→ **Stored data**:
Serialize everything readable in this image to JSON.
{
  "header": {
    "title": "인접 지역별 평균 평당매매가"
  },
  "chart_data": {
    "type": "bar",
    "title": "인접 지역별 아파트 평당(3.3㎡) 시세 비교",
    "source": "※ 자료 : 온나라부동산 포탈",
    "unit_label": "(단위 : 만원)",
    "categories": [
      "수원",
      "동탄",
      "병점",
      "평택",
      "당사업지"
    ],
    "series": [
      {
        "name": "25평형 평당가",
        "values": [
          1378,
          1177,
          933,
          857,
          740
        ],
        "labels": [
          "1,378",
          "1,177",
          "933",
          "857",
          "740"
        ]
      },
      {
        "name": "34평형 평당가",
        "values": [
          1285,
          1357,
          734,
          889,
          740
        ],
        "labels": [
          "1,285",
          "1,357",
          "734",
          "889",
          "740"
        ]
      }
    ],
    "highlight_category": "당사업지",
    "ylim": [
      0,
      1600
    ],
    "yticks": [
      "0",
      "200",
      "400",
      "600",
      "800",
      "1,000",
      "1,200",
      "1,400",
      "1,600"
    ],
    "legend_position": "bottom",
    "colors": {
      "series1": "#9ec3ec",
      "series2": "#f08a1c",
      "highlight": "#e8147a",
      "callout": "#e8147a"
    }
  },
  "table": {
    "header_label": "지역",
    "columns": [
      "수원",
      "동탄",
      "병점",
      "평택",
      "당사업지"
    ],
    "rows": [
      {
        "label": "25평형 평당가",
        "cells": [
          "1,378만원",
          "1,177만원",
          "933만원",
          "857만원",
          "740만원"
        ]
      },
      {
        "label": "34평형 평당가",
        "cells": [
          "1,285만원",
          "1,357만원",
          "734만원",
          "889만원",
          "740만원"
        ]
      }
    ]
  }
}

→ **Exercise**:
Type out the material again exactly as presented.

→ **Reply to the task**:
Serialize everything readable in this image to JSON.
{
  "header": {
    "title": "인접 지역별 평균 평당매매가"
  },
  "chart_data": {
    "type": "bar",
    "title": "인접 지역별 아파트 평당(3.3㎡) 시세 비교",
    "source": "※ 자료 : 온나라부동산 포탈",
    "unit_label": "(단위 : 만원)",
    "categories": [
      "수원",
      "동탄",
      "병점",
      "평택",
      "당사업지"
    ],
    "series": [
      {
        "name": "25평형 평당가",
        "values": [
          1378,
          1177,
          933,
          857,
          740
        ],
        "labels": [
          "1,378",
          "1,177",
          "933",
          "857",
          "740"
        ]
      },
      {
        "name": "34평형 평당가",
        "values": [
          1285,
          1357,
          734,
          889,
          740
        ],
        "labels": [
          "1,285",
          "1,357",
          "734",
          "889",
          "740"
        ]
      }
    ],
    "highlight_category": "당사업지",
    "ylim": [
      0,
      1600
    ],
    "yticks": [
      "0",
      "200",
      "400",
      "600",
      "800",
      "1,000",
      "1,200",
      "1,400",
      "1,600"
    ],
    "legend_position": "bottom",
    "colors": {
      "series1": "#9ec3ec",
      "series2": "#f08a1c",
      "highlight": "#e8147a",
      "callout": "#e8147a"
    }
  },
  "table": {
    "header_label": "지역",
    "columns": [
      "수원",
      "동탄",
      "병점",
      "평택",
      "당사업지"
    ],
    "rows": [
      {
        "label": "25평형 평당가",
        "cells": [
          "1,378만원",
          "1,177만원",
          "933만원",
          "857만원",
          "740만원"
        ]
      },
      {
        "label": "34평형 평당가",
        "cells": [
          "1,285만원",
          "1,357만원",
          "734만원",
          "889만원",
          "740만원"
        ]
      }
    ]
  }
}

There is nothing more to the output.